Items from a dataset
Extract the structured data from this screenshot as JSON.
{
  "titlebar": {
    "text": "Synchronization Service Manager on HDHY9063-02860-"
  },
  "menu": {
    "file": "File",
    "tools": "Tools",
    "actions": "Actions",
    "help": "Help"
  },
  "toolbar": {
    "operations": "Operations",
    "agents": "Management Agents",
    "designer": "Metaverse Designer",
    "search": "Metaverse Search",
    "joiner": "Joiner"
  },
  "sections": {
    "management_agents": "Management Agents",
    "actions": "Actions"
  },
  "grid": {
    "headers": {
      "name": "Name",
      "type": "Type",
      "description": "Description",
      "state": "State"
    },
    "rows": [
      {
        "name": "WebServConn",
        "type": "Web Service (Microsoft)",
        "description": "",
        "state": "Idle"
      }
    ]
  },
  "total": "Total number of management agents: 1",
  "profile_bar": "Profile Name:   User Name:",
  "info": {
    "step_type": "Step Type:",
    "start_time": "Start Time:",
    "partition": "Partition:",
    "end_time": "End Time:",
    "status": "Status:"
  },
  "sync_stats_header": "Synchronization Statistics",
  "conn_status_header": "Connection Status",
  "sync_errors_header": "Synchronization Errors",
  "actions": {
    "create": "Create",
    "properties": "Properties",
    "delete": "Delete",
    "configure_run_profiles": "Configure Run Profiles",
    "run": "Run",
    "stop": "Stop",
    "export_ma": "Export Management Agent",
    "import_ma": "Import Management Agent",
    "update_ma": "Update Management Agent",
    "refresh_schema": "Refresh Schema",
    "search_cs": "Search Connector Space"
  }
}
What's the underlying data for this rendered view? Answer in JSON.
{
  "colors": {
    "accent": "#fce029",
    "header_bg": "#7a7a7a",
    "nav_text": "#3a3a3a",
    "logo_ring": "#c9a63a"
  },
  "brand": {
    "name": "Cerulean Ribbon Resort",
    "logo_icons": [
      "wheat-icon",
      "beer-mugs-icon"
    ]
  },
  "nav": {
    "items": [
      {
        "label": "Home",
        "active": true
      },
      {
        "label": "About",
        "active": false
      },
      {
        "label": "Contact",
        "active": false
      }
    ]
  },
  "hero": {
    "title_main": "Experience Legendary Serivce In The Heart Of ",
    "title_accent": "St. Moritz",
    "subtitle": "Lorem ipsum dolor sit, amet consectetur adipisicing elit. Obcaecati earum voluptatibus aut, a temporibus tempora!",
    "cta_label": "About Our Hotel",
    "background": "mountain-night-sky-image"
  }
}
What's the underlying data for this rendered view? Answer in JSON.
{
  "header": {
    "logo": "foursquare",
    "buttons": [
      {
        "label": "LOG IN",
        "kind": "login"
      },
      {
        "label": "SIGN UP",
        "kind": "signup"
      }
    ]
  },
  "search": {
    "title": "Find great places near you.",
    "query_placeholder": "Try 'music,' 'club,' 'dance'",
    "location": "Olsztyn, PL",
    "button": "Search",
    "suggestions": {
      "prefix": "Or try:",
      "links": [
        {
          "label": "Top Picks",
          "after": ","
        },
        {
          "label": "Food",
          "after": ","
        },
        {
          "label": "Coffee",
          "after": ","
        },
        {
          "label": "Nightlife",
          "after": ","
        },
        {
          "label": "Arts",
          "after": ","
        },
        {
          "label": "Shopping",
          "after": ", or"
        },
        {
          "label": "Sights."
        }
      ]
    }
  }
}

» **WHAT YOU HAVE TO DO**
Nothing should be left out: repeat all of the data exactly.

» **OUTPUT OF THE EXERCISE**
Extract the structured data from this screenshot as JSON.
{
  "titlebar": {
    "text": "Synchronization Service Manager on HDHY9063-02860-"
  },
  "menu": {
    "file": "File",
    "tools": "Tools",
    "actions": "Actions",
    "help": "Help"
  },
  "toolbar": {
    "operations": "Operations",
    "agents": "Management Agents",
    "designer": "Metaverse Designer",
    "search": "Metaverse Search",
    "joiner": "Joiner"
  },
  "sections": {
    "management_agents": "Management Agents",
    "actions": "Actions"
  },
  "grid": {
    "headers": {
      "name": "Name",
      "type": "Type",
      "description": "Description",
      "state": "State"
    },
    "rows": [
      {
        "name": "WebServConn",
        "type": "Web Service (Microsoft)",
        "description": "",
        "state": "Idle"
      }
    ]
  },
  "total": "Total number of management agents: 1",
  "profile_bar": "Profile Name:   User Name:",
  "info": {
    "step_type": "Step Type:",
    "start_time": "Start Time:",
    "partition": "Partition:",
    "end_time": "End Time:",
    "status": "Status:"
  },
  "sync_stats_header": "Synchronization Statistics",
  "conn_status_header": "Connection Status",
  "sync_errors_header": "Synchronization Errors",
  "actions": {
    "create": "Create",
    "properties": "Properties",
    "delete": "Delete",
    "configure_run_profiles": "Configure Run Profiles",
    "run": "Run",
    "stop": "Stop",
    "export_ma": "Export Management Agent",
    "import_ma": "Import Management Agent",
    "update_ma": "Update Management Agent",
    "refresh_schema": "Refresh Schema",
    "search_cs": "Search Connector Space"
  }
}
What's the underlying data for this rendered view? Answer in JSON.
{
  "colors": {
    "accent": "#fce029",
    "header_bg": "#7a7a7a",
    "nav_text": "#3a3a3a",
    "logo_ring": "#c9a63a"
  },
  "brand": {
    "name": "Cerulean Ribbon Resort",
    "logo_icons": [
      "wheat-icon",
      "beer-mugs-icon"
    ]
  },
  "nav": {
    "items": [
      {
        "label": "Home",
        "active": true
      },
      {
        "label": "About",
        "active": false
      },
      {
        "label": "Contact",
        "active": false
      }
    ]
  },
  "hero": {
    "title_main": "Experience Legendary Serivce In The Heart Of ",
    "title_accent": "St. Moritz",
    "subtitle": "Lorem ipsum dolor sit, amet consectetur adipisicing elit. Obcaecati earum voluptatibus aut, a temporibus tempora!",
    "cta_label": "About Our Hotel",
    "background": "mountain-night-sky-image"
  }
}
What's the underlying data for this rendered view? Answer in JSON.
{
  "header": {
    "logo": "foursquare",
    "buttons": [
      {
        "label": "LOG IN",
        "kind": "login"
      },
      {
        "label": "SIGN UP",
        "kind": "signup"
      }
    ]
  },
  "search": {
    "title": "Find great places near you.",
    "query_placeholder": "Try 'music,' 'club,' 'dance'",
    "location": "Olsztyn, PL",
    "button": "Search",
    "suggestions": {
      "prefix": "Or try:",
      "links": [
        {
          "label": "Top Picks",
          "after": ","
        },
        {
          "label": "Food",
          "after": ","
        },
        {
          "label": "Coffee",
          "after": ","
        },
        {
          "label": "Nightlife",
          "after": ","
        },
        {
          "label": "Arts",
          "after": ","
        },
        {
          "label": "Shopping",
          "after": ", or"
        },
        {
          "label": "Sights."
        }
      ]
    }
  }
}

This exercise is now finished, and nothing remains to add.